Stated goal: Output every line below exactly.

Data supplied:
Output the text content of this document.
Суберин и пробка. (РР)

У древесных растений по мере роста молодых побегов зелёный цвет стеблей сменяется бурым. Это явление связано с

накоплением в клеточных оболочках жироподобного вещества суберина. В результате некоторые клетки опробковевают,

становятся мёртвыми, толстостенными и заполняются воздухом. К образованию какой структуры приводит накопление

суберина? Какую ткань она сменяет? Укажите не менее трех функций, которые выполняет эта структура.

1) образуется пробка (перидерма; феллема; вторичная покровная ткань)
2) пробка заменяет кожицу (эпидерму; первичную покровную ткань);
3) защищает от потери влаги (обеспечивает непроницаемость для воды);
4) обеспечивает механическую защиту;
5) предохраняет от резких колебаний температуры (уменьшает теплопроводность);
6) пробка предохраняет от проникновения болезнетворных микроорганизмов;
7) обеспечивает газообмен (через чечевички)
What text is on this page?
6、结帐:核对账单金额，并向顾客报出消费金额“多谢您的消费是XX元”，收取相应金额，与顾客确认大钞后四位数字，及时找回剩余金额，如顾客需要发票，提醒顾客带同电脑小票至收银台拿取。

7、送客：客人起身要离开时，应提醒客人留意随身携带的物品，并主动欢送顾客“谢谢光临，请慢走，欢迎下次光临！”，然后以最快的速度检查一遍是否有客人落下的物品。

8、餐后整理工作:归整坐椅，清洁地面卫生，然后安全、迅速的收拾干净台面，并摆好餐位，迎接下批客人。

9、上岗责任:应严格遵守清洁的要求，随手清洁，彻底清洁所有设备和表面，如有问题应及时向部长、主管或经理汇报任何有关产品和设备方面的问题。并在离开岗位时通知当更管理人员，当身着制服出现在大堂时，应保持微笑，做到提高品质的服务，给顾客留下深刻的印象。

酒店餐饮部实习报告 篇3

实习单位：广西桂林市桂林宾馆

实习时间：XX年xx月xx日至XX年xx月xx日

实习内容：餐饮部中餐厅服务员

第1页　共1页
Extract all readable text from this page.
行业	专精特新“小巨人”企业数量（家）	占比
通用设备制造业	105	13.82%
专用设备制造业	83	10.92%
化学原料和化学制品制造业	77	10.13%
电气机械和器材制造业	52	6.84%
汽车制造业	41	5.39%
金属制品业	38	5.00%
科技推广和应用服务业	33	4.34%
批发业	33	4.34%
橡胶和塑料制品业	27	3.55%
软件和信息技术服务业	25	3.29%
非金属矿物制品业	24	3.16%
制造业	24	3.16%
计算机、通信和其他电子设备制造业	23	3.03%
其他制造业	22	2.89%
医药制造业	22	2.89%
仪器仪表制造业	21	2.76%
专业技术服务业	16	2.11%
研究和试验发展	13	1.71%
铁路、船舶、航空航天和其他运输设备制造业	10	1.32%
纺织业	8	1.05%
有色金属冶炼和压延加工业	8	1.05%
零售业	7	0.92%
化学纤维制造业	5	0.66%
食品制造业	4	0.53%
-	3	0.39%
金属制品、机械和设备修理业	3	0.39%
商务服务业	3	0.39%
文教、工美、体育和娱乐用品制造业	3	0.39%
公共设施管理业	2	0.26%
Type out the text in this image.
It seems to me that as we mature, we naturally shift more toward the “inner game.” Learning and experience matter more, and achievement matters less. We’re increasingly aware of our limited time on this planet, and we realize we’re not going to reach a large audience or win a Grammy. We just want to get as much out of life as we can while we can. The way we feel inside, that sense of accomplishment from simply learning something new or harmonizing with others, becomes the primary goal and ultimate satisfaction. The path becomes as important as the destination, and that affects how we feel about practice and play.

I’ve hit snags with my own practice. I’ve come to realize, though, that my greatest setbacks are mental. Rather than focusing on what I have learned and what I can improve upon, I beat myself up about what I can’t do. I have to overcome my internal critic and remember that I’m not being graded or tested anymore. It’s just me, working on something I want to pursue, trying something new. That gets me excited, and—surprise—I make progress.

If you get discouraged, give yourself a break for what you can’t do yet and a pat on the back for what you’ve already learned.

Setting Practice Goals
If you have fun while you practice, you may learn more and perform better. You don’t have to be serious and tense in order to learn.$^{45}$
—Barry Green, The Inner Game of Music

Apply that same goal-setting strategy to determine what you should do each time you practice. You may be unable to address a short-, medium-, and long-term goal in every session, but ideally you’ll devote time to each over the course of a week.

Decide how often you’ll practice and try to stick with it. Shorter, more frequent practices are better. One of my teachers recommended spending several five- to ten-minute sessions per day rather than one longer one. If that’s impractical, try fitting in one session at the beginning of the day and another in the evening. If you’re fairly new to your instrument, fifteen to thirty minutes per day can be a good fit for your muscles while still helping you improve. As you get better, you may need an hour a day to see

Answer to the problem:
Output the text content of this document.
Суберин и пробка. (РР)

У древесных растений по мере роста молодых побегов зелёный цвет стеблей сменяется бурым. Это явление связано с

накоплением в клеточных оболочках жироподобного вещества суберина. В результате некоторые клетки опробковевают,

становятся мёртвыми, толстостенными и заполняются воздухом. К образованию какой структуры приводит накопление

суберина? Какую ткань она сменяет? Укажите не менее трех функций, которые выполняет эта структура.

1) образуется пробка (перидерма; феллема; вторичная покровная ткань)
2) пробка заменяет кожицу (эпидерму; первичную покровную ткань);
3) защищает от потери влаги (обеспечивает непроницаемость для воды);
4) обеспечивает механическую защиту;
5) предохраняет от резких колебаний температуры (уменьшает теплопроводность);
6) пробка предохраняет от проникновения болезнетворных микроорганизмов;
7) обеспечивает газообмен (через чечевички)
What text is on this page?
6、结帐:核对账单金额，并向顾客报出消费金额“多谢您的消费是XX元”，收取相应金额，与顾客确认大钞后四位数字，及时找回剩余金额，如顾客需要发票，提醒顾客带同电脑小票至收银台拿取。

7、送客：客人起身要离开时，应提醒客人留意随身携带的物品，并主动欢送顾客“谢谢光临，请慢走，欢迎下次光临！”，然后以最快的速度检查一遍是否有客人落下的物品。

8、餐后整理工作:归整坐椅，清洁地面卫生，然后安全、迅速的收拾干净台面，并摆好餐位，迎接下批客人。

9、上岗责任:应严格遵守清洁的要求，随手清洁，彻底清洁所有设备和表面，如有问题应及时向部长、主管或经理汇报任何有关产品和设备方面的问题。并在离开岗位时通知当更管理人员，当身着制服出现在大堂时，应保持微笑，做到提高品质的服务，给顾客留下深刻的印象。

酒店餐饮部实习报告 篇3

实习单位：广西桂林市桂林宾馆

实习时间：XX年xx月xx日至XX年xx月xx日

实习内容：餐饮部中餐厅服务员

第1页　共1页
Extract all readable text from this page.
行业	专精特新“小巨人”企业数量（家）	占比
通用设备制造业	105	13.82%
专用设备制造业	83	10.92%
化学原料和化学制品制造业	77	10.13%
电气机械和器材制造业	52	6.84%
汽车制造业	41	5.39%
金属制品业	38	5.00%
科技推广和应用服务业	33	4.34%
批发业	33	4.34%
橡胶和塑料制品业	27	3.55%
软件和信息技术服务业	25	3.29%
非金属矿物制品业	24	3.16%
制造业	24	3.16%
计算机、通信和其他电子设备制造业	23	3.03%
其他制造业	22	2.89%
医药制造业	22	2.89%
仪器仪表制造业	21	2.76%
专业技术服务业	16	2.11%
研究和试验发展	13	1.71%
铁路、船舶、航空航天和其他运输设备制造业	10	1.32%
纺织业	8	1.05%
有色金属冶炼和压延加工业	8	1.05%
零售业	7	0.92%
化学纤维制造业	5	0.66%
食品制造业	4	0.53%
-	3	0.39%
金属制品、机械和设备修理业	3	0.39%
商务服务业	3	0.39%
文教、工美、体育和娱乐用品制造业	3	0.39%
公共设施管理业	2	0.26%
Type out the text in this image.
It seems to me that as we mature, we naturally shift more toward the “inner game.” Learning and experience matter more, and achievement matters less. We’re increasingly aware of our limited time on this planet, and we realize we’re not going to reach a large audience or win a Grammy. We just want to get as much out of life as we can while we can. The way we feel inside, that sense of accomplishment from simply learning something new or harmonizing with others, becomes the primary goal and ultimate satisfaction. The path becomes as important as the destination, and that affects how we feel about practice and play.

I’ve hit snags with my own practice. I’ve come to realize, though, that my greatest setbacks are mental. Rather than focusing on what I have learned and what I can improve upon, I beat myself up about what I can’t do. I have to overcome my internal critic and remember that I’m not being graded or tested anymore. It’s just me, working on something I want to pursue, trying something new. That gets me excited, and—surprise—I make progress.

If you get discouraged, give yourself a break for what you can’t do yet and a pat on the back for what you’ve already learned.

Setting Practice Goals
If you have fun while you practice, you may learn more and perform better. You don’t have to be serious and tense in order to learn.$^{45}$
—Barry Green, The Inner Game of Music

Apply that same goal-setting strategy to determine what you should do each time you practice. You may be unable to address a short-, medium-, and long-term goal in every session, but ideally you’ll devote time to each over the course of a week.

Decide how often you’ll practice and try to stick with it. Shorter, more frequent practices are better. One of my teachers recommended spending several five- to ten-minute sessions per day rather than one longer one. If that’s impractical, try fitting in one session at the beginning of the day and another in the evening. If you’re fairly new to your instrument, fifteen to thirty minutes per day can be a good fit for your muscles while still helping you improve. As you get better, you may need an hour a day to see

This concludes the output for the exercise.